** start of RECORD LIST **
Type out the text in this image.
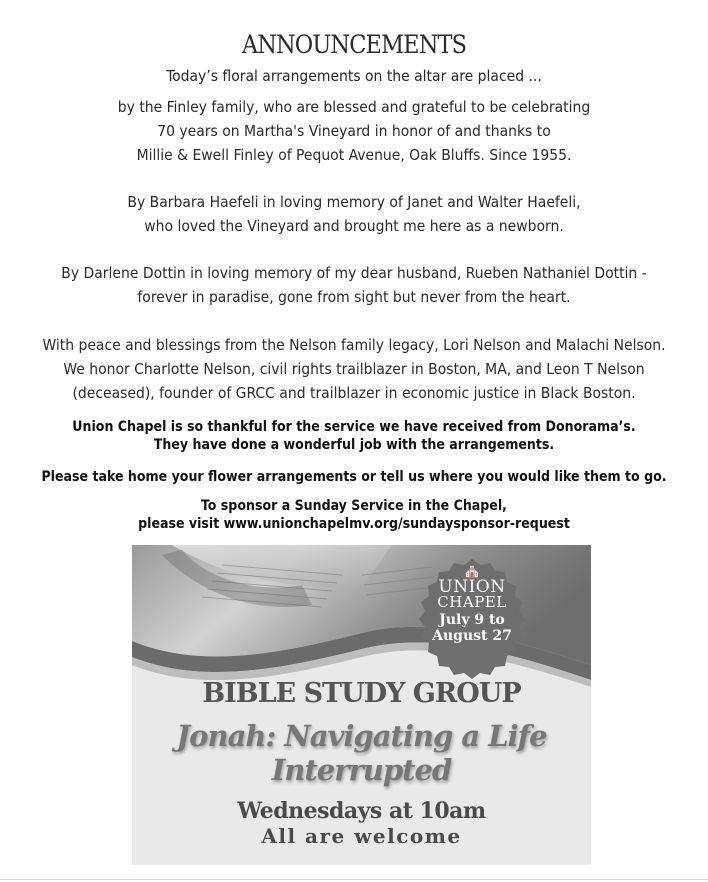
ANNOUNCEMENTS
Today’s floral arrangements on the altar are placed ...
by the Finley family, who are blessed and grateful to be celebrating
70 years on Martha's Vineyard in honor of and thanks to
Millie & Ewell Finley of Pequot Avenue, Oak Bluffs. Since 1955.
By Barbara Haefeli in loving memory of Janet and Walter Haefeli,
who loved the Vineyard and brought me here as a newborn.
By Darlene Dottin in loving memory of my dear husband, Rueben Nathaniel Dottin -
forever in paradise, gone from sight but never from the heart.
With peace and blessings from the Nelson family legacy, Lori Nelson and Malachi Nelson.
We honor Charlotte Nelson, civil rights trailblazer in Boston, MA, and Leon T Nelson
(deceased), founder of GRCC and trailblazer in economic justice in Black Boston.
Union Chapel is so thankful for the service we have received from Donorama’s.
They have done a wonderful job with the arrangements.
Please take home your flower arrangements or tell us where you would like them to go.
To sponsor a Sunday Service in the Chapel,
please visit www.unionchapelmv.org/sundaysponsor-request
⛪
UNION
CHAPEL
July 9 to
August 27
BIBLE STUDY GROUP
Jonah: Navigating a Life
Interrupted
Wednesdays at 10am
All are welcome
** end of RECORD LIST **
THE EXERCISE >>
Make an exact copy of all entries above, dropping the images.

CORRECT RESULT >>
Type out the text in this image.
ANNOUNCEMENTS
Today’s floral arrangements on the altar are placed ...
by the Finley family, who are blessed and grateful to be celebrating
70 years on Martha's Vineyard in honor of and thanks to
Millie & Ewell Finley of Pequot Avenue, Oak Bluffs. Since 1955.
By Barbara Haefeli in loving memory of Janet and Walter Haefeli,
who loved the Vineyard and brought me here as a newborn.
By Darlene Dottin in loving memory of my dear husband, Rueben Nathaniel Dottin -
forever in paradise, gone from sight but never from the heart.
With peace and blessings from the Nelson family legacy, Lori Nelson and Malachi Nelson.
We honor Charlotte Nelson, civil rights trailblazer in Boston, MA, and Leon T Nelson
(deceased), founder of GRCC and trailblazer in economic justice in Black Boston.
Union Chapel is so thankful for the service we have received from Donorama’s.
They have done a wonderful job with the arrangements.
Please take home your flower arrangements or tell us where you would like them to go.
To sponsor a Sunday Service in the Chapel,
please visit www.unionchapelmv.org/sundaysponsor-request
⛪
UNION
CHAPEL
July 9 to
August 27
BIBLE STUDY GROUP
Jonah: Navigating a Life
Interrupted
Wednesdays at 10am
All are welcome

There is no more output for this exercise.